EXERCISE REQUIREMENTS: Copy each line below that includes "objectType".

--- start of INFORMATION GIVEN ---

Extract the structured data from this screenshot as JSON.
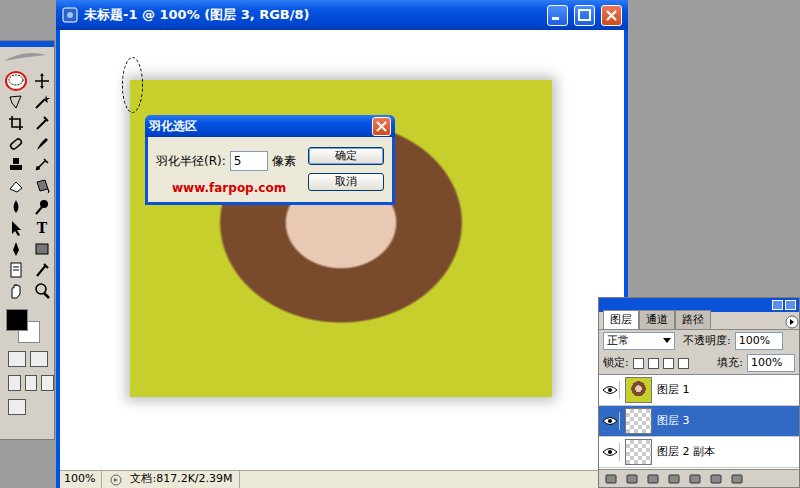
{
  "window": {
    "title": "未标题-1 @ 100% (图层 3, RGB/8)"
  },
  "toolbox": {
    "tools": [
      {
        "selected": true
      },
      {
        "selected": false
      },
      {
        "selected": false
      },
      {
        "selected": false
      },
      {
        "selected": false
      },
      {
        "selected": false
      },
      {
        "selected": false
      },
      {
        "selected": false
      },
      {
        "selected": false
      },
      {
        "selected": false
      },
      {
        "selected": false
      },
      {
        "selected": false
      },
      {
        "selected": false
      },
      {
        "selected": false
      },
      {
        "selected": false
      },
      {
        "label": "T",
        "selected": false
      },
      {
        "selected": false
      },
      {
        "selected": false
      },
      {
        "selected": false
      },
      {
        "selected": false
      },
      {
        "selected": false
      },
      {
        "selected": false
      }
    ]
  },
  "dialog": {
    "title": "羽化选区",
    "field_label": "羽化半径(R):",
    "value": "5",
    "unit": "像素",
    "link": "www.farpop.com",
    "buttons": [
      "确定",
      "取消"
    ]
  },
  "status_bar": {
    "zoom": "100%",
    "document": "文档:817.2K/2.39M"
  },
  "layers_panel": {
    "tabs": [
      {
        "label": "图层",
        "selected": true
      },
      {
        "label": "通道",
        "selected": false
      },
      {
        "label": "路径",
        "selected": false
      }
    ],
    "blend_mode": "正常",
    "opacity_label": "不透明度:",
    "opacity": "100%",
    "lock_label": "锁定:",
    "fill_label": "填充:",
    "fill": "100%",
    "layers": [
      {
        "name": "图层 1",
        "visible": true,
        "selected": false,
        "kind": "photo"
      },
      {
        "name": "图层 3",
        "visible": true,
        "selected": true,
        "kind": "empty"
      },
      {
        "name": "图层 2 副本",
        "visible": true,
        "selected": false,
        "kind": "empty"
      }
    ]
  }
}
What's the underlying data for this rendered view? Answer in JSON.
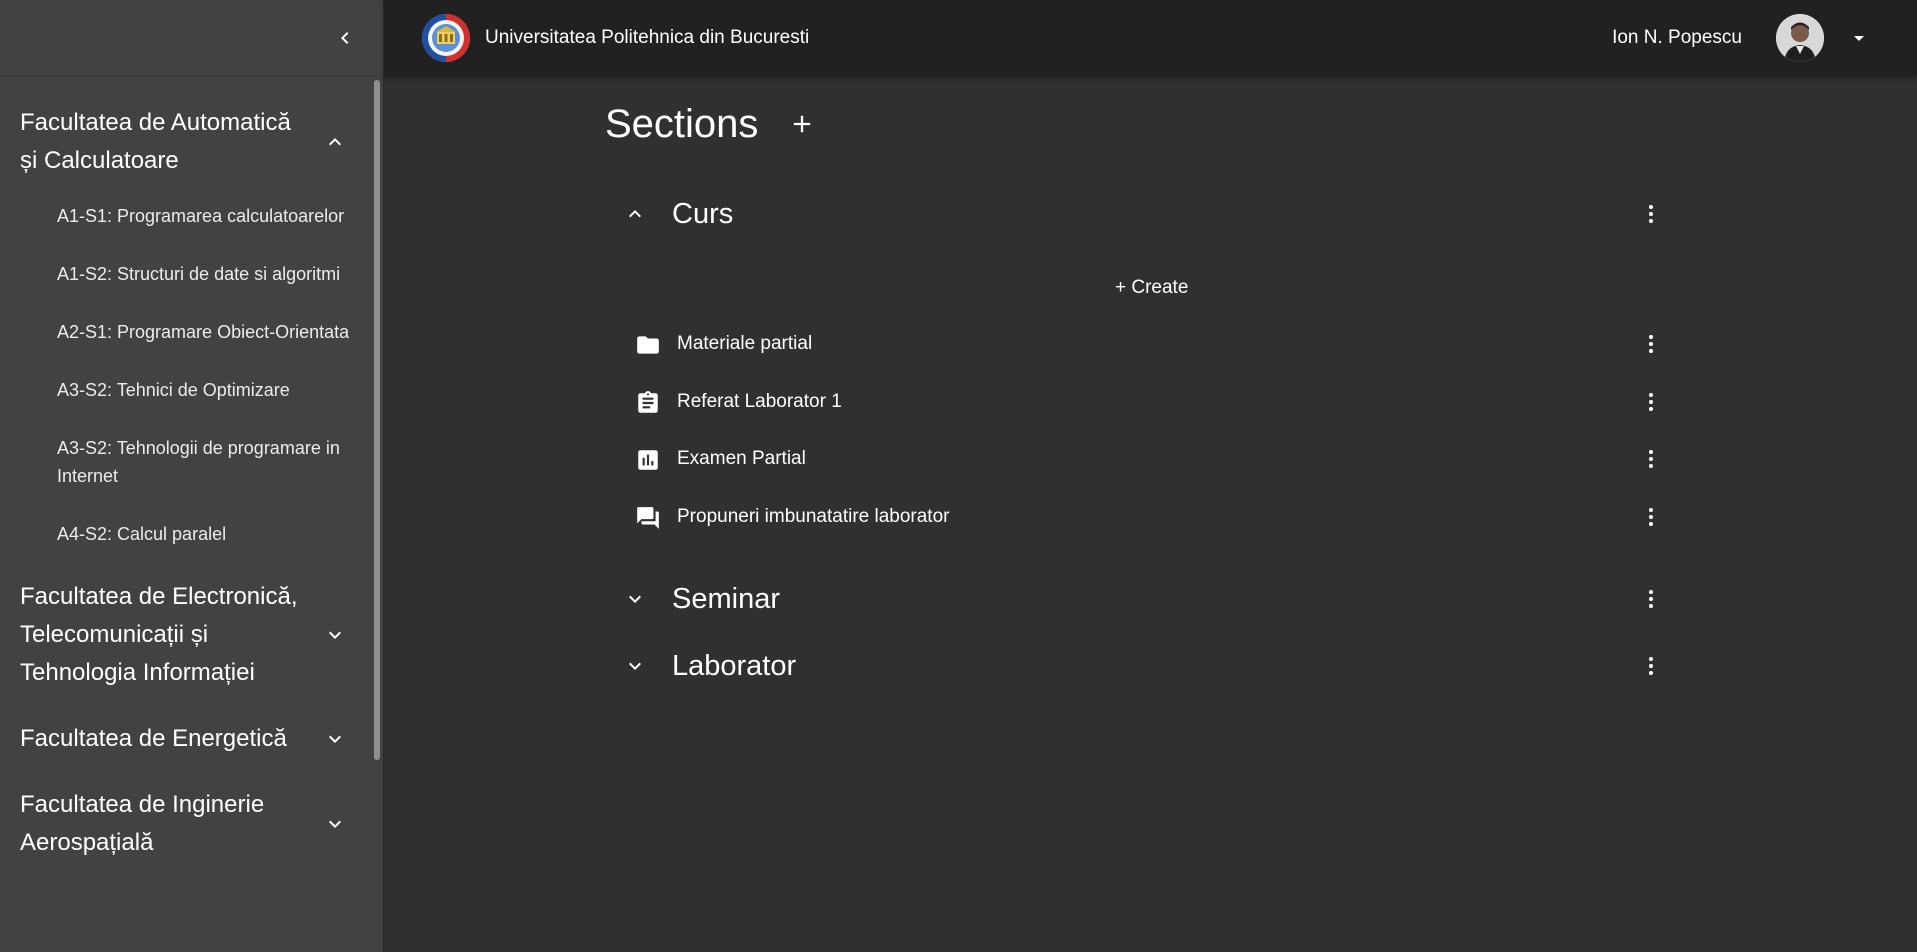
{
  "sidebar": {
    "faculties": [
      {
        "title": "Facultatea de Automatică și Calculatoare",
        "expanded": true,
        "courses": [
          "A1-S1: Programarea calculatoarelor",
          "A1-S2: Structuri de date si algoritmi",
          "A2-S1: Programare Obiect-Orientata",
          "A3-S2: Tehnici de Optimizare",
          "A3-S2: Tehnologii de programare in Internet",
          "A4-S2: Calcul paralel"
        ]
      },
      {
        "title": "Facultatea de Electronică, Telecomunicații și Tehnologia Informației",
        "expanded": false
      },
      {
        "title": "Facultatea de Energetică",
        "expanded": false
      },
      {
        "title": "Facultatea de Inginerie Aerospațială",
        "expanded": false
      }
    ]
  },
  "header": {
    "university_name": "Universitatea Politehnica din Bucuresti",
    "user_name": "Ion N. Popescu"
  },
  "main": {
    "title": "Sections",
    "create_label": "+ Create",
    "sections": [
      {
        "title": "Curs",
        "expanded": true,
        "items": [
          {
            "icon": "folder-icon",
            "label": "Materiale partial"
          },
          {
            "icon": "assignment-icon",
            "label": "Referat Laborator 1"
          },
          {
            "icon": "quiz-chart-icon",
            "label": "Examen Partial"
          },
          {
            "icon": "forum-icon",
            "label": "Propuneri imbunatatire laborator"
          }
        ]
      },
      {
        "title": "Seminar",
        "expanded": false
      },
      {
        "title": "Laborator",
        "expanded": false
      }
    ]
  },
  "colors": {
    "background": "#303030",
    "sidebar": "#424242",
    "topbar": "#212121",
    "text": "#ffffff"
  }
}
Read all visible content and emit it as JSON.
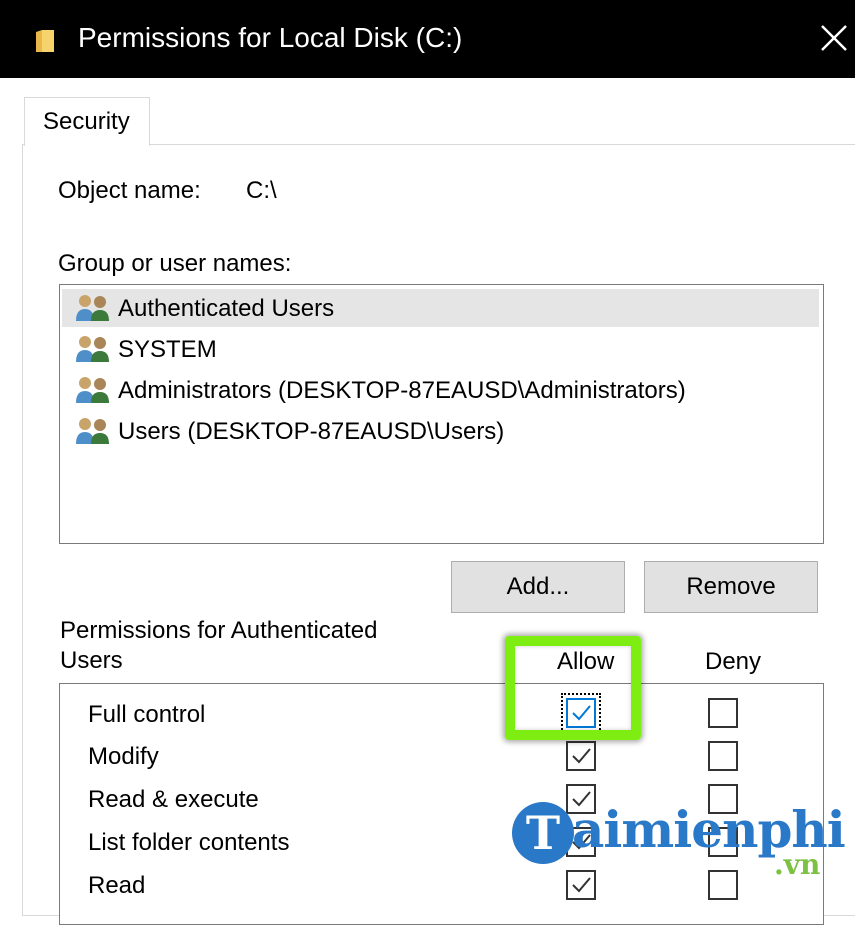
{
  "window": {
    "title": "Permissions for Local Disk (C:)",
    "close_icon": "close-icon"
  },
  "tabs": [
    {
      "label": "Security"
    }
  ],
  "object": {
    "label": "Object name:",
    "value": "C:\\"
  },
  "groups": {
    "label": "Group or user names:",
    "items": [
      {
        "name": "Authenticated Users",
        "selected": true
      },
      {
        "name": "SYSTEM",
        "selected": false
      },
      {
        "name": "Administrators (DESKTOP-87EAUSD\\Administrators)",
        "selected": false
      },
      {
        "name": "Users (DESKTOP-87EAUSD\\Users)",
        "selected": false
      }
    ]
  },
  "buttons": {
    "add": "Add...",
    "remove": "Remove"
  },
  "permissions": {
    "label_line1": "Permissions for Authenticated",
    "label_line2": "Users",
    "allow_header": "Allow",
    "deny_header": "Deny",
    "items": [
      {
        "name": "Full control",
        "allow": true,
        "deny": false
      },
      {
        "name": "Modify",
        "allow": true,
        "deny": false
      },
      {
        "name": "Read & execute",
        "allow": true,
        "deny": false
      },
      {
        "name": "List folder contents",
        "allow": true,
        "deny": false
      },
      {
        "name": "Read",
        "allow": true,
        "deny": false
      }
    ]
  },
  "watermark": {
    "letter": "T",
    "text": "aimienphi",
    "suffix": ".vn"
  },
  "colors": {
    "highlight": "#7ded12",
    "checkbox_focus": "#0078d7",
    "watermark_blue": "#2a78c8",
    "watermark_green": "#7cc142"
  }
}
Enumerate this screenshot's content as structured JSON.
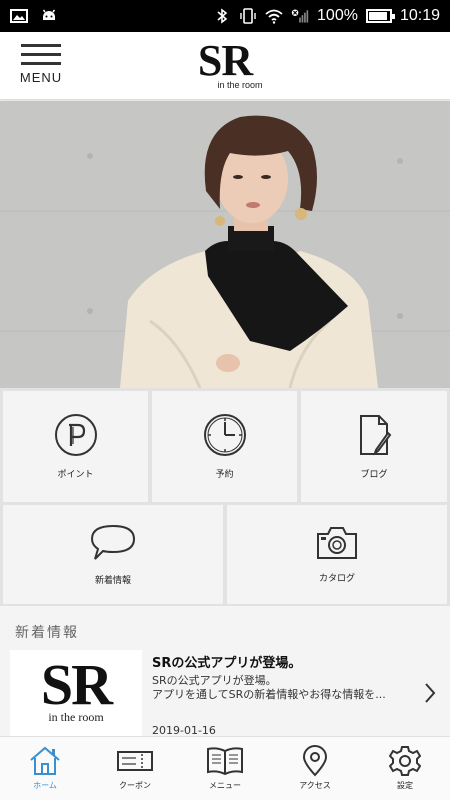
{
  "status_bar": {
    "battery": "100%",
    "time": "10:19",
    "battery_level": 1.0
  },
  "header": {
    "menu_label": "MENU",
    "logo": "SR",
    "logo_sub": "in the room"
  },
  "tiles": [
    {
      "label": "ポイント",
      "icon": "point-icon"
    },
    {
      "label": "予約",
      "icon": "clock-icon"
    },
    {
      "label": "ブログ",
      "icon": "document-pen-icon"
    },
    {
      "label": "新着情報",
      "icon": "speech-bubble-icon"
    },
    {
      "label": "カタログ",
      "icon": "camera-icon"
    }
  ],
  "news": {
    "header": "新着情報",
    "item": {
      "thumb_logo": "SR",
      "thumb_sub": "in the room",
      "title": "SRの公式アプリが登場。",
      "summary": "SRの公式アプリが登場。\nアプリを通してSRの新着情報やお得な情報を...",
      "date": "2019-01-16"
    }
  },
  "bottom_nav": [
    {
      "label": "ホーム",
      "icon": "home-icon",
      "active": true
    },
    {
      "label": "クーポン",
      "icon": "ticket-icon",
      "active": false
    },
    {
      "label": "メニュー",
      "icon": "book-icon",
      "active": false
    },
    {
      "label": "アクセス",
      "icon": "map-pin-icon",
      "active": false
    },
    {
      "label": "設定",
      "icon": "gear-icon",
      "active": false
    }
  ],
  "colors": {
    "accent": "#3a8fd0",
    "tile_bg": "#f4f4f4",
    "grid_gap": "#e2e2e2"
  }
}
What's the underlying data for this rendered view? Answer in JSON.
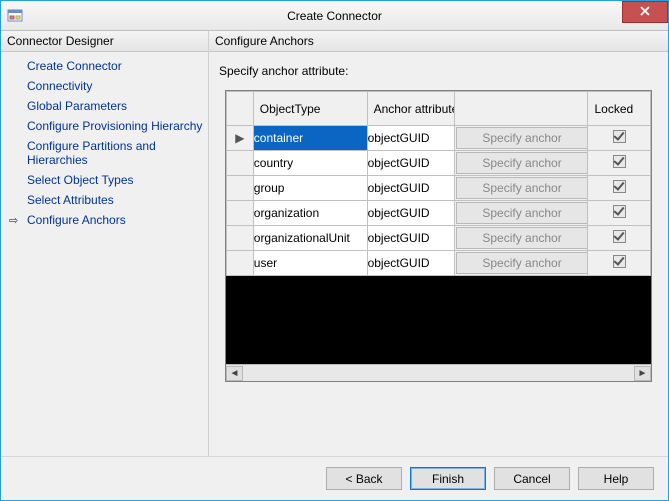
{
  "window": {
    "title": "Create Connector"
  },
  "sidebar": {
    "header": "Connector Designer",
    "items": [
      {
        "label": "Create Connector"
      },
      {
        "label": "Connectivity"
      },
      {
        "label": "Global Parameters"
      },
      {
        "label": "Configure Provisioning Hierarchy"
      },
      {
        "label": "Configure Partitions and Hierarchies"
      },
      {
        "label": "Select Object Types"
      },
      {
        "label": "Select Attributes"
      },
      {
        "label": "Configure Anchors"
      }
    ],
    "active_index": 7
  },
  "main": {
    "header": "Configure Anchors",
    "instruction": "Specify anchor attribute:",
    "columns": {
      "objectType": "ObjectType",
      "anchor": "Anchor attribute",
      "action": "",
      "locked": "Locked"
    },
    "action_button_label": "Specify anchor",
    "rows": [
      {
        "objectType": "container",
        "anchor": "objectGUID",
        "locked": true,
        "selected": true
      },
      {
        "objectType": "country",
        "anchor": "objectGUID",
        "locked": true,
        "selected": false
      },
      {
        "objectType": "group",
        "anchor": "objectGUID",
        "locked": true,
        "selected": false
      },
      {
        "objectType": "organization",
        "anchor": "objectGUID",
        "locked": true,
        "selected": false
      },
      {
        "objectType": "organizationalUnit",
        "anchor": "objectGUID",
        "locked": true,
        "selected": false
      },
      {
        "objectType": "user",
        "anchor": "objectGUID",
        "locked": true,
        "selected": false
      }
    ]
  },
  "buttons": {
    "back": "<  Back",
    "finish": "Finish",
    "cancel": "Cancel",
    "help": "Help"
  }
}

--- end of INFORMATION GIVEN ---

SOLUTION FOR THIS PROBLEM:
      "objectType": "ObjectType",
        "objectType": "container",
        "objectType": "country",
        "objectType": "group",
        "objectType": "organization",
        "objectType": "organizationalUnit",
        "objectType": "user",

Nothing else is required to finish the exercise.